Required task:
Without further comment, state how many lines in the listing below contain the word "useful".

Data entries:
== == ==

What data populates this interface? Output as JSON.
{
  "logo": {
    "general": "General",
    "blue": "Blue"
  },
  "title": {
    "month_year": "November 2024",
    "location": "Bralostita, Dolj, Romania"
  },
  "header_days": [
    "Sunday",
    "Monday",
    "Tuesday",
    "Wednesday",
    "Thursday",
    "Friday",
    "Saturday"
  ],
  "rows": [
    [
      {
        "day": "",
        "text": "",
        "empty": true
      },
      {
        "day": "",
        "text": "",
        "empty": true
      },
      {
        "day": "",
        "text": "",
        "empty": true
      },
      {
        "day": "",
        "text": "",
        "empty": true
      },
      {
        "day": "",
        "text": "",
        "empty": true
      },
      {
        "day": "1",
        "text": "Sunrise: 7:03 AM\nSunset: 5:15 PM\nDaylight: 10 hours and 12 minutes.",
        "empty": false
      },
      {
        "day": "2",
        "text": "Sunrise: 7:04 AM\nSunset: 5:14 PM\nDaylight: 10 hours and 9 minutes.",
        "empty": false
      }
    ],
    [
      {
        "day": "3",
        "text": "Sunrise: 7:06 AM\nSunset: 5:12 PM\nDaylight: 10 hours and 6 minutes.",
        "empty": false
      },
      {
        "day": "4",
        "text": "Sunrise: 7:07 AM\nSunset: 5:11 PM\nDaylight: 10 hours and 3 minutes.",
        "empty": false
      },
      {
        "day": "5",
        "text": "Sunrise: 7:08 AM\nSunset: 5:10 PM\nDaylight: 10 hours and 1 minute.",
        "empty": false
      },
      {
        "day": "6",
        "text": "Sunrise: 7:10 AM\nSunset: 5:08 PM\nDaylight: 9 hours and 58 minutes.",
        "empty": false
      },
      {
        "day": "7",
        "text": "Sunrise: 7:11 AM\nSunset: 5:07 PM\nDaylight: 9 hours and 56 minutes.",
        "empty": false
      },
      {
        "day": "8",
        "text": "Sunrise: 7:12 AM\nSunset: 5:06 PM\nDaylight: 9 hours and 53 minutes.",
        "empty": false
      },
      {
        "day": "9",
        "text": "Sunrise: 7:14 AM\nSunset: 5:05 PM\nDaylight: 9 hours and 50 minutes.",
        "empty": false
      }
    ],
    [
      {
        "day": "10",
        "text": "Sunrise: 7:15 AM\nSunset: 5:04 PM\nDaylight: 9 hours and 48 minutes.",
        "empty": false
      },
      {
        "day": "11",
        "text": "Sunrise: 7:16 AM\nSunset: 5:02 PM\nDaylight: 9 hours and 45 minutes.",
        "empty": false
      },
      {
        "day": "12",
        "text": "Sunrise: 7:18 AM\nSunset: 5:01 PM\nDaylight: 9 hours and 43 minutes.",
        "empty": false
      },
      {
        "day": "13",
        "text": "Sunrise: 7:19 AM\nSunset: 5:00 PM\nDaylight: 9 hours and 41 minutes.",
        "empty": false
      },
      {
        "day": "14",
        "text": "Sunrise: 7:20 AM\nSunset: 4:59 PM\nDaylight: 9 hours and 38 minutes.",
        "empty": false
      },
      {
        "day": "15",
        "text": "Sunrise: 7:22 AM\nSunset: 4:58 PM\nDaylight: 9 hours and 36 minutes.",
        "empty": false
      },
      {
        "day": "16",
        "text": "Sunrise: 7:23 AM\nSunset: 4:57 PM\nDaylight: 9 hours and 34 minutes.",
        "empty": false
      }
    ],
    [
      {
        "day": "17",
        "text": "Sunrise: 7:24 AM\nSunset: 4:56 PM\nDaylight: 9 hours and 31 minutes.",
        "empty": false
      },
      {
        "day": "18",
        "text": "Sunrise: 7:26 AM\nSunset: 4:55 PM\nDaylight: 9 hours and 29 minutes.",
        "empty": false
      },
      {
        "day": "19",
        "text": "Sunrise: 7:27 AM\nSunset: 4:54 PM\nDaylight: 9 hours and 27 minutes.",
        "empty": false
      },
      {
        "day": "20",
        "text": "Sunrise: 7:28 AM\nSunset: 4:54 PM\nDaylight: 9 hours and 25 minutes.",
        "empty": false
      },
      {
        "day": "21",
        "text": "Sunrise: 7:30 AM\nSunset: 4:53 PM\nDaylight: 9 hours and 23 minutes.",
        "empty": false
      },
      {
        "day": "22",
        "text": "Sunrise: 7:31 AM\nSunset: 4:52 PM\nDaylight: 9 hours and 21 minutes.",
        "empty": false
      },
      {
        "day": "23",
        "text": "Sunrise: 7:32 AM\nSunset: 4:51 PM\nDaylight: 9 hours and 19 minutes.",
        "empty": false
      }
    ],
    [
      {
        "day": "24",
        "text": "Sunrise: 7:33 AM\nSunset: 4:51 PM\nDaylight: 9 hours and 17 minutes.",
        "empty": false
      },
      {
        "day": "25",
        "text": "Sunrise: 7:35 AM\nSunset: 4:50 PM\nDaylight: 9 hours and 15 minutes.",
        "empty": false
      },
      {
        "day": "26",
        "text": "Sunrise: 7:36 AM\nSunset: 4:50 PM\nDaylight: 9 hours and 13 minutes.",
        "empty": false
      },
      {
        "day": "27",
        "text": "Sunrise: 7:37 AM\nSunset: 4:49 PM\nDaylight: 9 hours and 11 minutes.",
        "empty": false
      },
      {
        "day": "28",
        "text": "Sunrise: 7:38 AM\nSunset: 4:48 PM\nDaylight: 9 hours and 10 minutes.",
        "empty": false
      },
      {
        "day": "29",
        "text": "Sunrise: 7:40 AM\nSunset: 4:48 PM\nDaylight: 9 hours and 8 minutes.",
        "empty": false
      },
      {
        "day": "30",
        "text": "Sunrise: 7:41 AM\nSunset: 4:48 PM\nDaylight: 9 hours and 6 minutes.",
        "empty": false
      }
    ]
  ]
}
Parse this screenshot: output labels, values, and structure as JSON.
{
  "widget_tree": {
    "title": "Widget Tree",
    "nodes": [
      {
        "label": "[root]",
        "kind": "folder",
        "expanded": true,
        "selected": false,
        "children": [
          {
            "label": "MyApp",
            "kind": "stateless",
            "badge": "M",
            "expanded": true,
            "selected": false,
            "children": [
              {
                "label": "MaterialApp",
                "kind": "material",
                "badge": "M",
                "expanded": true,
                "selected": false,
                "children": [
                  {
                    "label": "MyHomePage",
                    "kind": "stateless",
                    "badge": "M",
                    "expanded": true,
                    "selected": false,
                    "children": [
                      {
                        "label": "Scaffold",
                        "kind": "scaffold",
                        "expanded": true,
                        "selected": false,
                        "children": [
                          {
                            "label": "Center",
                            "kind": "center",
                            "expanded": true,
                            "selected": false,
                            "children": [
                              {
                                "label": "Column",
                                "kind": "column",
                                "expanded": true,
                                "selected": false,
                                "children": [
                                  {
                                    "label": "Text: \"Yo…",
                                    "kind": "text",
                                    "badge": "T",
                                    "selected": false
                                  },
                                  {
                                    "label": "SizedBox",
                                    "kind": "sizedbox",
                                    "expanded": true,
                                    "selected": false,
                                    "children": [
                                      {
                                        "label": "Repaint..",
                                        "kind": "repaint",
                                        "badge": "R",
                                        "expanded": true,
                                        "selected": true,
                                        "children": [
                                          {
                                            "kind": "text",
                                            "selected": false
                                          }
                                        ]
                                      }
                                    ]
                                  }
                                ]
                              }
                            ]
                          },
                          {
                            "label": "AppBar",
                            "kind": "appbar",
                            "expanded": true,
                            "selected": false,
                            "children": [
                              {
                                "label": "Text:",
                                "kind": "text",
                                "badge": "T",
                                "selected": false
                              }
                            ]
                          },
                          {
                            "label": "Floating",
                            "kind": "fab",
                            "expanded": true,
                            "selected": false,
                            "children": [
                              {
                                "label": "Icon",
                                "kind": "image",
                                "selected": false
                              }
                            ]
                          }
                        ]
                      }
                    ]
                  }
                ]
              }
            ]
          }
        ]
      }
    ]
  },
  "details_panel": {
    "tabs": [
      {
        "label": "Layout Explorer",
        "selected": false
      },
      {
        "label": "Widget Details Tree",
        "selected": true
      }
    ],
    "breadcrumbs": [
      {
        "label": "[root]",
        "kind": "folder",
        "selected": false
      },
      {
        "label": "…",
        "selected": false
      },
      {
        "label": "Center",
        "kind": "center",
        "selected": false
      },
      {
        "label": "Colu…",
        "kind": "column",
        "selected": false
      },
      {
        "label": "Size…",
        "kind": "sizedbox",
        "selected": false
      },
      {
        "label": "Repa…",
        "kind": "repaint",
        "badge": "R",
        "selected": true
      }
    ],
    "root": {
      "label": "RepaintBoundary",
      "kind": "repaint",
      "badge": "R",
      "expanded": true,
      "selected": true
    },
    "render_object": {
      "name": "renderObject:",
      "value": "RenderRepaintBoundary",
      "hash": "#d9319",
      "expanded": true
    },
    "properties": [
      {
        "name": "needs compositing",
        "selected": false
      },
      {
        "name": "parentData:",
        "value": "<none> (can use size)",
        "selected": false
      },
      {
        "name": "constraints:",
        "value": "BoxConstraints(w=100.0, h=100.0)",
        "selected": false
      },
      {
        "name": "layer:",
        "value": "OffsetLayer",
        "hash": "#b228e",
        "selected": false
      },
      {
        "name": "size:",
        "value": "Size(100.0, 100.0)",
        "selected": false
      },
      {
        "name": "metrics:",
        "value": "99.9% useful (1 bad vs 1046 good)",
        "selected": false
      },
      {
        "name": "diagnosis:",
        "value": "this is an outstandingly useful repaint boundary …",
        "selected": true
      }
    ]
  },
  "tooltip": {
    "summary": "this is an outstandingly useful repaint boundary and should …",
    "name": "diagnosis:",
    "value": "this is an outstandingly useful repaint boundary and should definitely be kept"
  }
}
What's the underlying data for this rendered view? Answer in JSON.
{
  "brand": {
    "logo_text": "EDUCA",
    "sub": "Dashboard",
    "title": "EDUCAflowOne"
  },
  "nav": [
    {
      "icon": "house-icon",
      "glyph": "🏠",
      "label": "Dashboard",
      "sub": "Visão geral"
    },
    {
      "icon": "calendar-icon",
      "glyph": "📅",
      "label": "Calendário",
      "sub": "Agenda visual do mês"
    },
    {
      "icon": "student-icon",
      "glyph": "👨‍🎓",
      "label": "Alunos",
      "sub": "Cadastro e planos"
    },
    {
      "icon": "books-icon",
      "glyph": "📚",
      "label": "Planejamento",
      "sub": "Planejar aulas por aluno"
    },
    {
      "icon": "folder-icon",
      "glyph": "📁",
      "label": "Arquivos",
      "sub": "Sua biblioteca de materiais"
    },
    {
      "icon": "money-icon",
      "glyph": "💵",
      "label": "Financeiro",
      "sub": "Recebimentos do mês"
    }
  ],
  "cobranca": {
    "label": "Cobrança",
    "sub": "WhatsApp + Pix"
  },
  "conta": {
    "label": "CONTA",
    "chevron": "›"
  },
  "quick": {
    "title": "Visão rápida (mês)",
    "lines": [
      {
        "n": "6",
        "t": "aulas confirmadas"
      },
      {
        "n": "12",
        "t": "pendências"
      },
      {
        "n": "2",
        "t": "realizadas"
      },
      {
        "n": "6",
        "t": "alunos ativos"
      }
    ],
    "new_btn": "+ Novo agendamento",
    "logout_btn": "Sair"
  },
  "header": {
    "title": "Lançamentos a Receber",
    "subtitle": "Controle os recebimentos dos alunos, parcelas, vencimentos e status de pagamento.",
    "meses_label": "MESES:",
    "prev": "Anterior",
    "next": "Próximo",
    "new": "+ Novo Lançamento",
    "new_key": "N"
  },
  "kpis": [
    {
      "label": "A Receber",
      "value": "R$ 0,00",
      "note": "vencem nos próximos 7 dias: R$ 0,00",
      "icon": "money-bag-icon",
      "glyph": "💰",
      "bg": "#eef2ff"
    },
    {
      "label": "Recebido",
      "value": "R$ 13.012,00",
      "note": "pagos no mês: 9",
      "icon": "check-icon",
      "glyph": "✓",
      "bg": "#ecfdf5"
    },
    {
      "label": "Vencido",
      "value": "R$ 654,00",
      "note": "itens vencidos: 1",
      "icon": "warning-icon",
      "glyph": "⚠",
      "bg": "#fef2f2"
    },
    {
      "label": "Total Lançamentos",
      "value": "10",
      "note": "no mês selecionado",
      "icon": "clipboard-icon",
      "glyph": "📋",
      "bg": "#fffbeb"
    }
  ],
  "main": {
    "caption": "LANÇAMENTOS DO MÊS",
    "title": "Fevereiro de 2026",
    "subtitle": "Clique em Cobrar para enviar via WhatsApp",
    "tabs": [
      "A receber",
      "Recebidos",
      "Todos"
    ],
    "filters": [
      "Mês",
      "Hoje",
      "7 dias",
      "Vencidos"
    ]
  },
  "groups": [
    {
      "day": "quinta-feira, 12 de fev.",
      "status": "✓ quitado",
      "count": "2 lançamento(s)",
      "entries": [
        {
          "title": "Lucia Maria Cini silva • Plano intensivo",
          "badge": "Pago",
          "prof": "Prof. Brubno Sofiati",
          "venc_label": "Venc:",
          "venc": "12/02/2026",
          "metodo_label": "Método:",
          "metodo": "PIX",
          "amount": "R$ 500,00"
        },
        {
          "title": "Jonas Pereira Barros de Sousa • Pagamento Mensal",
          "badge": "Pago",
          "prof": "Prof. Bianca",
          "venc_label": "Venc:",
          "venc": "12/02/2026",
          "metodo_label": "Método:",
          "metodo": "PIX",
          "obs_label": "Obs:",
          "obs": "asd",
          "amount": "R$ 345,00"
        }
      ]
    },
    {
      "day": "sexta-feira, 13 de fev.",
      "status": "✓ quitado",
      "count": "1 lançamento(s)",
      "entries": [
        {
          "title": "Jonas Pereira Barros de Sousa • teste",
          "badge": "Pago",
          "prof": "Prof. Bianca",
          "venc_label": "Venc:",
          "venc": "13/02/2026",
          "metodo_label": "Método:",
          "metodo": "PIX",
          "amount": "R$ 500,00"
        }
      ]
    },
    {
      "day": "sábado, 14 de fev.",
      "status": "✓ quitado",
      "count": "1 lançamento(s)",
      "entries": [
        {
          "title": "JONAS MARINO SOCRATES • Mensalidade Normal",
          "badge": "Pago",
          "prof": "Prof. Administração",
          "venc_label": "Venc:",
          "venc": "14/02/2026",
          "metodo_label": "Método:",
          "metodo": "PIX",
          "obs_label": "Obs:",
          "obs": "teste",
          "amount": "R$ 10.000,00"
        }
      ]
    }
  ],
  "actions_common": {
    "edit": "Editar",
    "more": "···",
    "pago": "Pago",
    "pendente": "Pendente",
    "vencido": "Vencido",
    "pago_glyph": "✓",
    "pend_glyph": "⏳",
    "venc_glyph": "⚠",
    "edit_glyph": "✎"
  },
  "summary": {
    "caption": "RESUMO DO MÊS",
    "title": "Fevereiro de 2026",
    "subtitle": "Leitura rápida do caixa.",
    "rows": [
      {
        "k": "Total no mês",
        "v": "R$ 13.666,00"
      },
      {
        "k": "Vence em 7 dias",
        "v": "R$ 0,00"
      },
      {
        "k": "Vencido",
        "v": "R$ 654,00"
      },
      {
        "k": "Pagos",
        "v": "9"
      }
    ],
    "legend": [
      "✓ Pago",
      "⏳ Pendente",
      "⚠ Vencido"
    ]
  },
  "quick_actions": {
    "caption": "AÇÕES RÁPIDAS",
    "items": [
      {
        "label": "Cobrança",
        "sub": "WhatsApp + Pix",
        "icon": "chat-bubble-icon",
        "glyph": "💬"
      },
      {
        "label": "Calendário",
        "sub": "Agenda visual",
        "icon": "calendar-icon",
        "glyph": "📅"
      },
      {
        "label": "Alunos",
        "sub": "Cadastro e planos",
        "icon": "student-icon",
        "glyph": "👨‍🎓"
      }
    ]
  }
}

== == ==

Output for this exercise:
4